● PROBLEM STATEMENT
Each line below must be set down exactly; omit any image you find.

Data entries for graphics:
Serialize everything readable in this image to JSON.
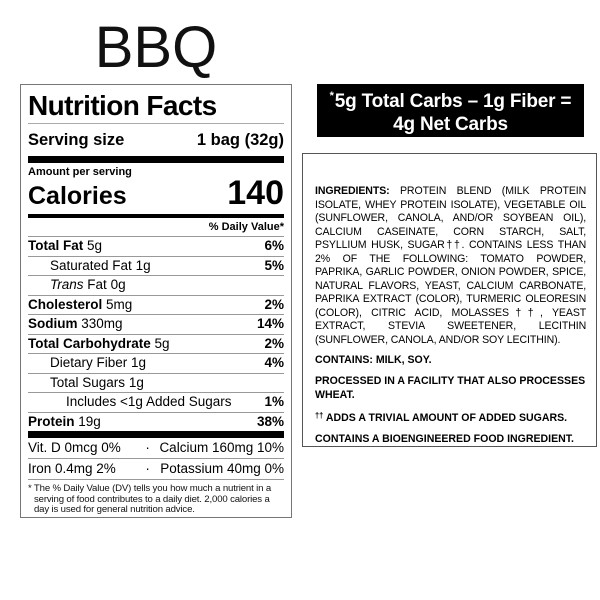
{
  "page": {
    "title": "BBQ"
  },
  "colors": {
    "banner_bg": "#000000",
    "banner_fg": "#ffffff",
    "text": "#000000"
  },
  "net_carbs_banner": {
    "asterisk": "*",
    "line1": "5g Total Carbs – 1g Fiber =",
    "line2": "4g Net Carbs"
  },
  "nutrition": {
    "title": "Nutrition Facts",
    "serving_size_label": "Serving size",
    "serving_size_value": "1 bag (32g)",
    "amount_label": "Amount per serving",
    "calories_label": "Calories",
    "calories_value": "140",
    "daily_value_header": "% Daily Value*",
    "rows": [
      {
        "label": "Total Fat",
        "amount": "5g",
        "dv": "6%"
      },
      {
        "label": "Saturated Fat",
        "amount": "1g",
        "dv": "5%"
      },
      {
        "label_italic": "Trans",
        "label_rest": "Fat",
        "amount": "0g",
        "dv": ""
      },
      {
        "label": "Cholesterol",
        "amount": "5mg",
        "dv": "2%"
      },
      {
        "label": "Sodium",
        "amount": "330mg",
        "dv": "14%"
      },
      {
        "label": "Total Carbohydrate",
        "amount": "5g",
        "dv": "2%"
      },
      {
        "label": "Dietary Fiber",
        "amount": "1g",
        "dv": "4%"
      },
      {
        "label": "Total Sugars",
        "amount": "1g",
        "dv": ""
      },
      {
        "label": "Includes <1g Added Sugars",
        "amount": "",
        "dv": "1%"
      },
      {
        "label": "Protein",
        "amount": "19g",
        "dv": "38%"
      }
    ],
    "micronutrients": [
      {
        "left": "Vit. D 0mcg 0%",
        "dot": "·",
        "right": "Calcium 160mg 10%"
      },
      {
        "left": "Iron 0.4mg 2%",
        "dot": "·",
        "right": "Potassium 40mg 0%"
      }
    ],
    "footnote": "* The % Daily Value (DV) tells you how much a nutrient in a serving of food contributes to a daily diet. 2,000 calories a day is used for general nutrition advice."
  },
  "ingredients_panel": {
    "ingredients_label": "INGREDIENTS:",
    "ingredients_text": "PROTEIN BLEND (MILK PROTEIN ISOLATE, WHEY PROTEIN ISOLATE), VEGETABLE OIL (SUNFLOWER, CANOLA, AND/OR SOYBEAN OIL), CALCIUM CASEINATE, CORN STARCH, SALT, PSYLLIUM HUSK, SUGAR††. CONTAINS LESS THAN 2% OF THE FOLLOWING: TOMATO POWDER, PAPRIKA, GARLIC POWDER, ONION POWDER, SPICE, NATURAL FLAVORS, YEAST, CALCIUM CARBONATE, PAPRIKA EXTRACT (COLOR), TURMERIC OLEORESIN (COLOR), CITRIC ACID, MOLASSES††, YEAST EXTRACT, STEVIA SWEETENER, LECITHIN (SUNFLOWER, CANOLA, AND/OR SOY LECITHIN).",
    "contains": "CONTAINS: MILK, SOY.",
    "facility": "PROCESSED IN A FACILITY THAT ALSO PROCESSES WHEAT.",
    "dagger_prefix": "††",
    "dagger_text": "ADDS A TRIVIAL AMOUNT OF ADDED SUGARS.",
    "bioengineered": "CONTAINS A BIOENGINEERED FOOD INGREDIENT."
  }
}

● ANSWER BOX
Serialize everything readable in this image to JSON.
{
  "page": {
    "title": "BBQ"
  },
  "colors": {
    "banner_bg": "#000000",
    "banner_fg": "#ffffff",
    "text": "#000000"
  },
  "net_carbs_banner": {
    "asterisk": "*",
    "line1": "5g Total Carbs – 1g Fiber =",
    "line2": "4g Net Carbs"
  },
  "nutrition": {
    "title": "Nutrition Facts",
    "serving_size_label": "Serving size",
    "serving_size_value": "1 bag (32g)",
    "amount_label": "Amount per serving",
    "calories_label": "Calories",
    "calories_value": "140",
    "daily_value_header": "% Daily Value*",
    "rows": [
      {
        "label": "Total Fat",
        "amount": "5g",
        "dv": "6%"
      },
      {
        "label": "Saturated Fat",
        "amount": "1g",
        "dv": "5%"
      },
      {
        "label_italic": "Trans",
        "label_rest": "Fat",
        "amount": "0g",
        "dv": ""
      },
      {
        "label": "Cholesterol",
        "amount": "5mg",
        "dv": "2%"
      },
      {
        "label": "Sodium",
        "amount": "330mg",
        "dv": "14%"
      },
      {
        "label": "Total Carbohydrate",
        "amount": "5g",
        "dv": "2%"
      },
      {
        "label": "Dietary Fiber",
        "amount": "1g",
        "dv": "4%"
      },
      {
        "label": "Total Sugars",
        "amount": "1g",
        "dv": ""
      },
      {
        "label": "Includes <1g Added Sugars",
        "amount": "",
        "dv": "1%"
      },
      {
        "label": "Protein",
        "amount": "19g",
        "dv": "38%"
      }
    ],
    "micronutrients": [
      {
        "left": "Vit. D 0mcg 0%",
        "dot": "·",
        "right": "Calcium 160mg 10%"
      },
      {
        "left": "Iron 0.4mg 2%",
        "dot": "·",
        "right": "Potassium 40mg 0%"
      }
    ],
    "footnote": "* The % Daily Value (DV) tells you how much a nutrient in a serving of food contributes to a daily diet. 2,000 calories a day is used for general nutrition advice."
  },
  "ingredients_panel": {
    "ingredients_label": "INGREDIENTS:",
    "ingredients_text": "PROTEIN BLEND (MILK PROTEIN ISOLATE, WHEY PROTEIN ISOLATE), VEGETABLE OIL (SUNFLOWER, CANOLA, AND/OR SOYBEAN OIL), CALCIUM CASEINATE, CORN STARCH, SALT, PSYLLIUM HUSK, SUGAR††. CONTAINS LESS THAN 2% OF THE FOLLOWING: TOMATO POWDER, PAPRIKA, GARLIC POWDER, ONION POWDER, SPICE, NATURAL FLAVORS, YEAST, CALCIUM CARBONATE, PAPRIKA EXTRACT (COLOR), TURMERIC OLEORESIN (COLOR), CITRIC ACID, MOLASSES††, YEAST EXTRACT, STEVIA SWEETENER, LECITHIN (SUNFLOWER, CANOLA, AND/OR SOY LECITHIN).",
    "contains": "CONTAINS: MILK, SOY.",
    "facility": "PROCESSED IN A FACILITY THAT ALSO PROCESSES WHEAT.",
    "dagger_prefix": "††",
    "dagger_text": "ADDS A TRIVIAL AMOUNT OF ADDED SUGARS.",
    "bioengineered": "CONTAINS A BIOENGINEERED FOOD INGREDIENT."
  }
}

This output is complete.